>>

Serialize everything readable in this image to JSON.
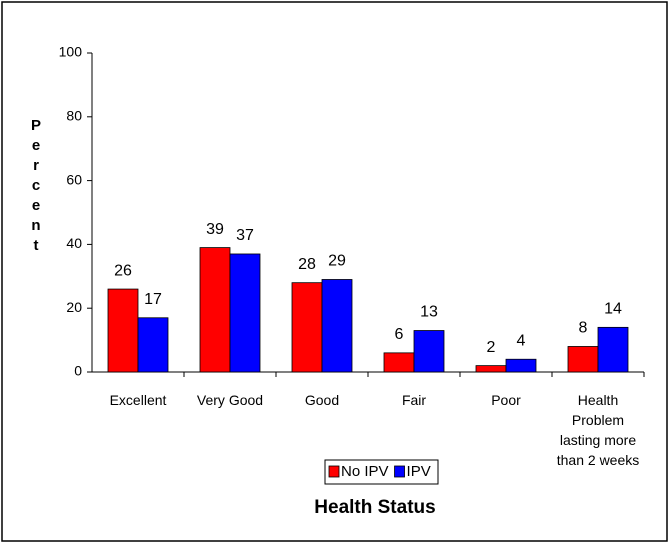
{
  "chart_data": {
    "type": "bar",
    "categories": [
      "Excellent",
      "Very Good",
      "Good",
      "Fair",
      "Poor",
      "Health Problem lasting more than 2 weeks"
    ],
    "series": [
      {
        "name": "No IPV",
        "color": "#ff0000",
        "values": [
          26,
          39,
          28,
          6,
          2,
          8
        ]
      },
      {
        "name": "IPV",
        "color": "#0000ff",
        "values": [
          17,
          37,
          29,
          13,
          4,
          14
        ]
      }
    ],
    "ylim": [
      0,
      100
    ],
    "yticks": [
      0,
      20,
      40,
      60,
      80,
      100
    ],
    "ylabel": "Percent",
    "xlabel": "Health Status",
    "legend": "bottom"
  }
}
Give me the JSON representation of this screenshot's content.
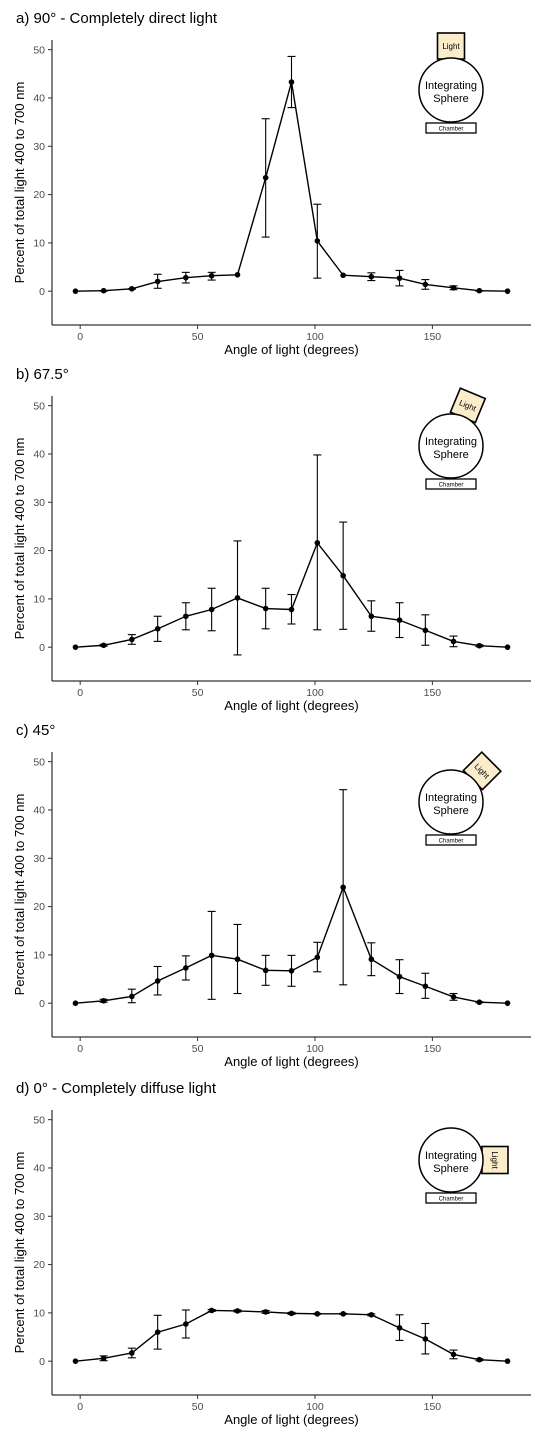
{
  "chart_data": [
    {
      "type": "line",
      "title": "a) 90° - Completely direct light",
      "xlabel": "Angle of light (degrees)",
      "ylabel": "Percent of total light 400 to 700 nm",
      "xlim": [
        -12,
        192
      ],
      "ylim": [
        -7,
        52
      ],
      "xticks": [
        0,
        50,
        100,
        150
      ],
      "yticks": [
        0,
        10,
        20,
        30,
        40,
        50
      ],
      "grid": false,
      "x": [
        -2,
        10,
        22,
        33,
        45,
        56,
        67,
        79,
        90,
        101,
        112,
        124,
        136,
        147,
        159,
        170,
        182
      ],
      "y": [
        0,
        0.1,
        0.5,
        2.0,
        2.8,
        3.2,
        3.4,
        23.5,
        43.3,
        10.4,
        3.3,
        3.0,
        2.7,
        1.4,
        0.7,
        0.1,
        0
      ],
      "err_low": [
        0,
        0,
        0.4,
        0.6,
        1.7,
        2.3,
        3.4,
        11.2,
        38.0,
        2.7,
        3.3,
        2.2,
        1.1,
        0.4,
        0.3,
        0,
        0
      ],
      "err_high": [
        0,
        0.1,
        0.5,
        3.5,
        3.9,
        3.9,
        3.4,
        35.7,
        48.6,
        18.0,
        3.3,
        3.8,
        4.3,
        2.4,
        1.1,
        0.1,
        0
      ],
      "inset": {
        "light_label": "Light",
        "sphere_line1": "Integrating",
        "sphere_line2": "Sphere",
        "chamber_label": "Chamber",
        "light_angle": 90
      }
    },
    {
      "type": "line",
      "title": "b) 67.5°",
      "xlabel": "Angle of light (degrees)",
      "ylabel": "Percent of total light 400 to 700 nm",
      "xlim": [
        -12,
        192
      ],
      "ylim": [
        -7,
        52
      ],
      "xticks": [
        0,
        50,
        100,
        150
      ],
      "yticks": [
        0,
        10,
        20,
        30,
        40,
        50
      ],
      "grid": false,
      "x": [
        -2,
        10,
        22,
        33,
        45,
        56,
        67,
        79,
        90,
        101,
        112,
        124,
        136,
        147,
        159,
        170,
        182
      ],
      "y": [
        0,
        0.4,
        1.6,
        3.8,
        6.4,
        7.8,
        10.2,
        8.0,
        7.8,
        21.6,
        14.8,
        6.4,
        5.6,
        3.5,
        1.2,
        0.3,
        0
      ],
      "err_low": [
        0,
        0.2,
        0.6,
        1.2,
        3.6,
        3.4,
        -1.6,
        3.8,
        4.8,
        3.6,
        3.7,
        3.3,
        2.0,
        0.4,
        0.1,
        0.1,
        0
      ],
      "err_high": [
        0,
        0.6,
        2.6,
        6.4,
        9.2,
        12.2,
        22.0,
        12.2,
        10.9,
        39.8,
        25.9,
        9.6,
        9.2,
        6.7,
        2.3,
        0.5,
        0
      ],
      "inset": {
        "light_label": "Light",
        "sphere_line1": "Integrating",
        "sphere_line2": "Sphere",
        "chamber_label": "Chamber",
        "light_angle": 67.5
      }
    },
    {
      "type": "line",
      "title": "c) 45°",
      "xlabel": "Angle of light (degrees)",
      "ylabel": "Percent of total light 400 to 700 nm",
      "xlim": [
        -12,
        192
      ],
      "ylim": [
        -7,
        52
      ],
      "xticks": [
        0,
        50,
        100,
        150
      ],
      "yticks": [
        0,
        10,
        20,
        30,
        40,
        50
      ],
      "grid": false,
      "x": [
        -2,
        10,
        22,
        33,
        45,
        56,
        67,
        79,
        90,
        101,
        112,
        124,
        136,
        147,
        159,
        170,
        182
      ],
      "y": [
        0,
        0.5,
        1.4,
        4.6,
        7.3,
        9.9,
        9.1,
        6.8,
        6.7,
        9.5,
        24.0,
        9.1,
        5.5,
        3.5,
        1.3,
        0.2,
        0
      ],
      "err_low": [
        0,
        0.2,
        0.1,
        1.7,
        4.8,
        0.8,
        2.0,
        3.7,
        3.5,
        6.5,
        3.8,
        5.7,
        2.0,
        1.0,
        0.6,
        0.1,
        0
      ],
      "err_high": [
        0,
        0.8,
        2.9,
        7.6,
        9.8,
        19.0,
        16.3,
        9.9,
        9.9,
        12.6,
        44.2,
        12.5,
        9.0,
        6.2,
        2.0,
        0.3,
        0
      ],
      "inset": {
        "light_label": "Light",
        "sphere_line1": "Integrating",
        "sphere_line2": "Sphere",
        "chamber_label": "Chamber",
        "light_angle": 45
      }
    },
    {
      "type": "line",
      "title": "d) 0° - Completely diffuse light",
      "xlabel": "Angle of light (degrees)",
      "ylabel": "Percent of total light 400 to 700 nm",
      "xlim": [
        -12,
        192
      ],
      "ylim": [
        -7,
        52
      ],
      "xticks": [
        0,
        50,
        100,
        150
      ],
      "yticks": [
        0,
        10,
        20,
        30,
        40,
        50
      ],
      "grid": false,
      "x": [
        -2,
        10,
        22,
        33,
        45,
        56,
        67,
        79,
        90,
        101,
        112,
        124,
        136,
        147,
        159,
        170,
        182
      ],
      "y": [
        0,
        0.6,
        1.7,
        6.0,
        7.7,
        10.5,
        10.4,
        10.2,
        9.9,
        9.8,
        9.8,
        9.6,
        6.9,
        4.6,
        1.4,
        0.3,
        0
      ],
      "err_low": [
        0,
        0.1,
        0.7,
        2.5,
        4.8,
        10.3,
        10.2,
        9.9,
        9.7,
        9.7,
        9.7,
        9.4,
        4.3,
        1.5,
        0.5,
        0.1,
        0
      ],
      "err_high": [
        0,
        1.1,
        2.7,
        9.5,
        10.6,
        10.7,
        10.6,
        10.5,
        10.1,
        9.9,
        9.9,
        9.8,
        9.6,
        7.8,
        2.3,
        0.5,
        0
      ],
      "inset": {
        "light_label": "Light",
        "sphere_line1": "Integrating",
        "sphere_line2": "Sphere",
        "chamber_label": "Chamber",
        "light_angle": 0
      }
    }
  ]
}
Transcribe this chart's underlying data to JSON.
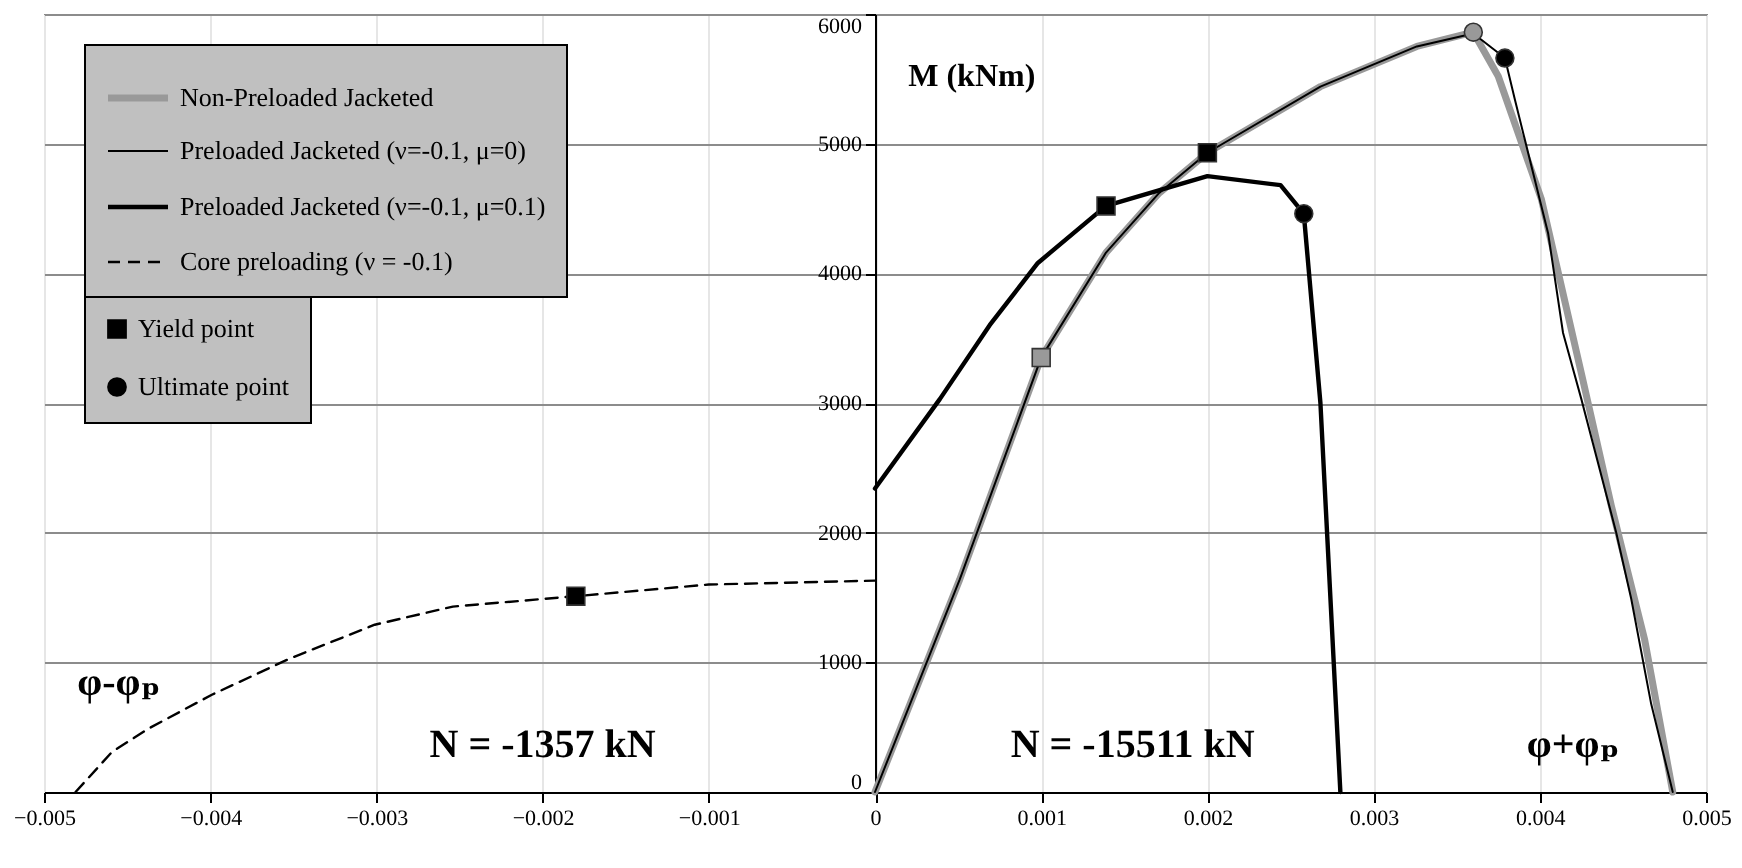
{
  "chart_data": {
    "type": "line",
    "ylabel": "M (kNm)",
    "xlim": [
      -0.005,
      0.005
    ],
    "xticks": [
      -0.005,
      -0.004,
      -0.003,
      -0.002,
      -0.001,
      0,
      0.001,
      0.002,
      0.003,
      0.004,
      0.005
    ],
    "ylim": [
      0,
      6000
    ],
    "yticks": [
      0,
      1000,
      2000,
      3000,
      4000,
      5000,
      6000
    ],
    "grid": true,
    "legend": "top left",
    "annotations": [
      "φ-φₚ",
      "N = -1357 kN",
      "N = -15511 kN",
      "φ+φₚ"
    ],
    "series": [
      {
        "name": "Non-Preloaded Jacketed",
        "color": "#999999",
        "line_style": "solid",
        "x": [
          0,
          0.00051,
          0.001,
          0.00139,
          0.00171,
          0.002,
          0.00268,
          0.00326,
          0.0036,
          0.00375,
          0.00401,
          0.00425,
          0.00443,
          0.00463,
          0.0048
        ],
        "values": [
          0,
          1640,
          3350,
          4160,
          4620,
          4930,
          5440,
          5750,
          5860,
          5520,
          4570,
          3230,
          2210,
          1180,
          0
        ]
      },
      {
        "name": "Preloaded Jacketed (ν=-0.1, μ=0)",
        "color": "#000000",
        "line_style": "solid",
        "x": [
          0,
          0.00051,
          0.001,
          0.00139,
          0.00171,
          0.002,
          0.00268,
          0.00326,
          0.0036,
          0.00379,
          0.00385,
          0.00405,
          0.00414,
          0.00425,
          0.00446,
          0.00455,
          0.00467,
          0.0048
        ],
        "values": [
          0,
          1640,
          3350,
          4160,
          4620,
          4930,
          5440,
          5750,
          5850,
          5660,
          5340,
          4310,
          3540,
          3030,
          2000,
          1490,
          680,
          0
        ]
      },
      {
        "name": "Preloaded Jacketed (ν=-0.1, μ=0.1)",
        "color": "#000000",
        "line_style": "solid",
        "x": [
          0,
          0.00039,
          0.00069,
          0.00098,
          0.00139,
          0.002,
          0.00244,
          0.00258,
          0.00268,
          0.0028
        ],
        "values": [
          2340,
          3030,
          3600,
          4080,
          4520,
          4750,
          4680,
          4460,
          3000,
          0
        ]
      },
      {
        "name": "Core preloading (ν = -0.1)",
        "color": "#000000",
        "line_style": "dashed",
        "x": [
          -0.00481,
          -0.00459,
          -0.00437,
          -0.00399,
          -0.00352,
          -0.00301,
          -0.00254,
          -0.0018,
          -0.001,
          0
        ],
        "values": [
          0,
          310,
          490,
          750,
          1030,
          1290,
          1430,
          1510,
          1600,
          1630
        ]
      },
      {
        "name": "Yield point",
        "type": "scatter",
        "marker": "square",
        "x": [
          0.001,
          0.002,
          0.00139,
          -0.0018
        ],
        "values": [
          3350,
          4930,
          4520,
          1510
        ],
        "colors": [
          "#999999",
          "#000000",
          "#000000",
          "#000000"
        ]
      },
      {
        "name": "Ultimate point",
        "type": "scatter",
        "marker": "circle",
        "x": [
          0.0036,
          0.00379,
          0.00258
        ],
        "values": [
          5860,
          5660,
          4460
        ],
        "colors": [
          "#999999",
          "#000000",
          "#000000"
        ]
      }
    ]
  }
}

<<

## Stated problem
Go through the lines above. Select every one that has the string "Completely".

## Result below
      "title": "a) 90° - Completely direct light",
      "title": "d) 0° - Completely diffuse light",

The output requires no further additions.